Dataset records
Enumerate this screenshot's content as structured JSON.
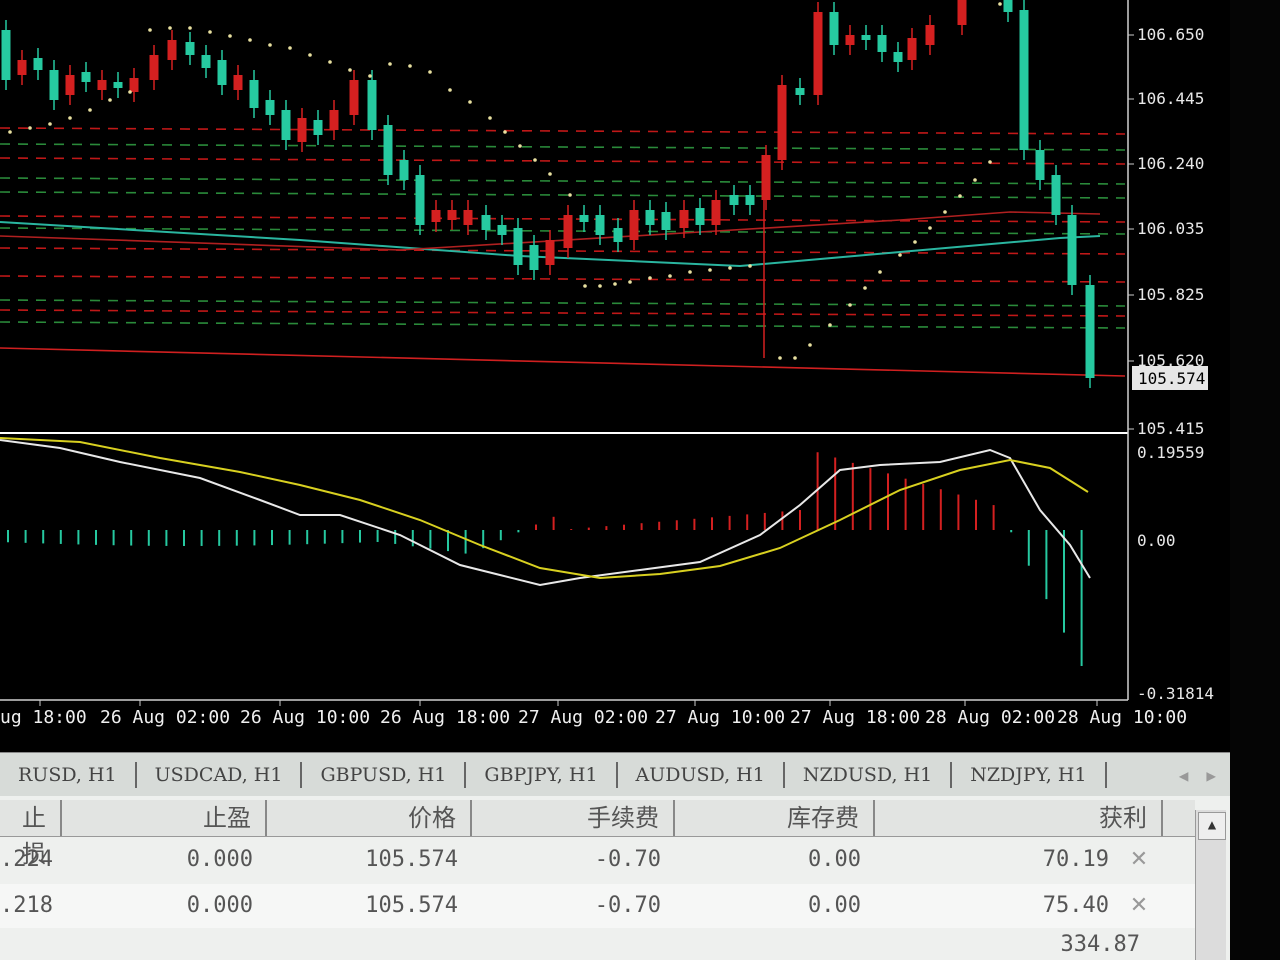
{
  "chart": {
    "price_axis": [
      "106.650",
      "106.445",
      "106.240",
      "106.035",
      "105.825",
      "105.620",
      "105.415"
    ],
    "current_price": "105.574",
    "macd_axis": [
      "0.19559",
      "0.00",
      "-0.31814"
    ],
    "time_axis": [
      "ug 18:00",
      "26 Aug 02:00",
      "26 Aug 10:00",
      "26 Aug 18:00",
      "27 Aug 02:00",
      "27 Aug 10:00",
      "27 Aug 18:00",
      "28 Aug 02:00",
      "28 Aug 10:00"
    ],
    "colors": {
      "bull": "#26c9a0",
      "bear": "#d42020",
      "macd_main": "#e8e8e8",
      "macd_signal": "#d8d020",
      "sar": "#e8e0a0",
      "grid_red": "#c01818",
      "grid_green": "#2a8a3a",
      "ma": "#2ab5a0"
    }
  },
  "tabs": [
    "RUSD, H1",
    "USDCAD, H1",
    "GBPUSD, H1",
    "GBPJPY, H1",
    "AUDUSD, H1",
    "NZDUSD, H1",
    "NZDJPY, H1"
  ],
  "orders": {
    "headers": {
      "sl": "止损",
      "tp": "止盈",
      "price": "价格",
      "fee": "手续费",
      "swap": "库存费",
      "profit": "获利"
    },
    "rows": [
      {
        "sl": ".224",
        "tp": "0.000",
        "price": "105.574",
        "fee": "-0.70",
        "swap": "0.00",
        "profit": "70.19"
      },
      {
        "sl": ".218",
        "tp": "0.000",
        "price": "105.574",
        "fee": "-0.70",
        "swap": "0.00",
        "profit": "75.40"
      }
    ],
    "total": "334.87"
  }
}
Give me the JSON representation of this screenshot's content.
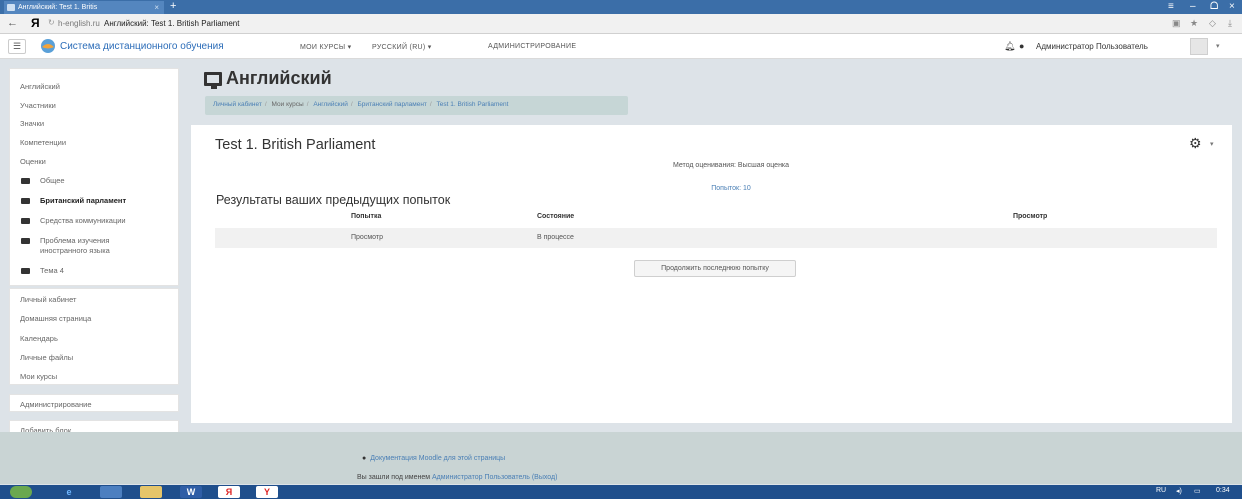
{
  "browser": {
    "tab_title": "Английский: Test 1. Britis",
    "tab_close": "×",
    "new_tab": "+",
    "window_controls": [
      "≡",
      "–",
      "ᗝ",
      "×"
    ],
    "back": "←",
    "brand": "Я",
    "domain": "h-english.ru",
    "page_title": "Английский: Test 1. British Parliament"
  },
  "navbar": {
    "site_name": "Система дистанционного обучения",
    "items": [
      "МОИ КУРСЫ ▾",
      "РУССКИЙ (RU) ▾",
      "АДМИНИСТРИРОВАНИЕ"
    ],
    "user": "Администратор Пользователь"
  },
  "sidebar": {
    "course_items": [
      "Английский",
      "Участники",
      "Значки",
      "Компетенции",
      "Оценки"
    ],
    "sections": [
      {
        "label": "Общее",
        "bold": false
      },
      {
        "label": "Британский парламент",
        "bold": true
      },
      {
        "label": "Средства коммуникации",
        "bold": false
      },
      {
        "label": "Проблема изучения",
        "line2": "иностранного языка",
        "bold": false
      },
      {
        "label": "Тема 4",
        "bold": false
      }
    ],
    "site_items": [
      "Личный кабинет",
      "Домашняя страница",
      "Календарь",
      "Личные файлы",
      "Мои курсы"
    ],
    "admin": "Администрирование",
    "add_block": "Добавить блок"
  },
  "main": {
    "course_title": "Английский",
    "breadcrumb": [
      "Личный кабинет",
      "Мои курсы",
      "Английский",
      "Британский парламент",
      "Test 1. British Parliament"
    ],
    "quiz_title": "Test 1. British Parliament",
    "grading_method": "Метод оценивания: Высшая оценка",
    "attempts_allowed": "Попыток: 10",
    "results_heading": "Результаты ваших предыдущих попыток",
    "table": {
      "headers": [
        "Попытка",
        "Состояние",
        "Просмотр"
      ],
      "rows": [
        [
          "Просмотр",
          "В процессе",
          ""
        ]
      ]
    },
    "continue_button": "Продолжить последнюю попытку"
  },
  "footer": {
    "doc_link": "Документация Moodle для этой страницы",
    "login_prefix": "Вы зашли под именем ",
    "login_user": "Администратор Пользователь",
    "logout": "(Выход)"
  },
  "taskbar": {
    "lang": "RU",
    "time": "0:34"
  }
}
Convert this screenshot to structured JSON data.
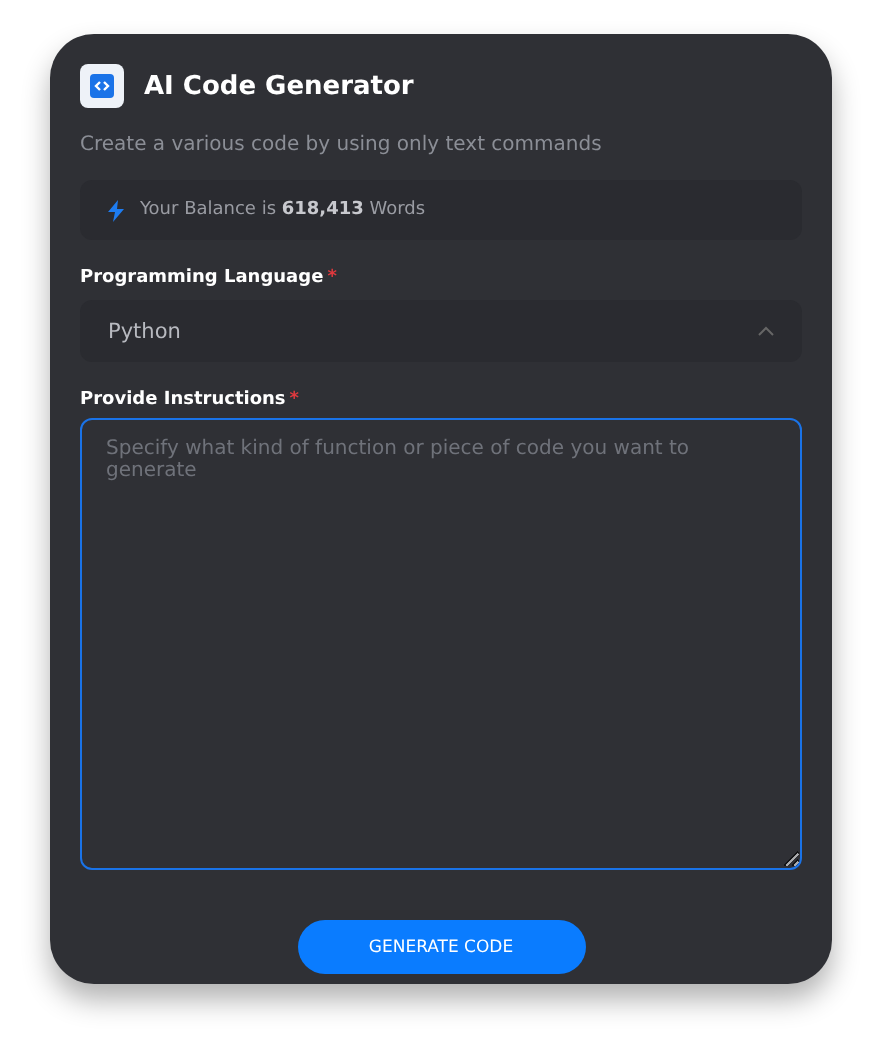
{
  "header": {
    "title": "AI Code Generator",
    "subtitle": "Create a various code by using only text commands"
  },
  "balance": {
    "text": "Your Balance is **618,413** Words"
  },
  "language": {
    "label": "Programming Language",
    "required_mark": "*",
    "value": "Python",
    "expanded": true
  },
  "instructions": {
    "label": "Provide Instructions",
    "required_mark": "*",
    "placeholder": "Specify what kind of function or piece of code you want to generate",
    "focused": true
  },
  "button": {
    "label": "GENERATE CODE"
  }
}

OBJECTIVE
No pictures belong in the copy: reproduce exactly the lines above from the one that contains "Convert this screenshot" through the last line of the entries.

THE RESULT
Convert this screenshot to structured JSON data.
{
  "header": {
    "title": "AI Code Generator",
    "subtitle": "Create a various code by using only text commands"
  },
  "balance": {
    "text": "Your Balance is **618,413** Words"
  },
  "language": {
    "label": "Programming Language",
    "required_mark": "*",
    "value": "Python",
    "expanded": true
  },
  "instructions": {
    "label": "Provide Instructions",
    "required_mark": "*",
    "placeholder": "Specify what kind of function or piece of code you want to generate",
    "focused": true
  },
  "button": {
    "label": "GENERATE CODE"
  }
}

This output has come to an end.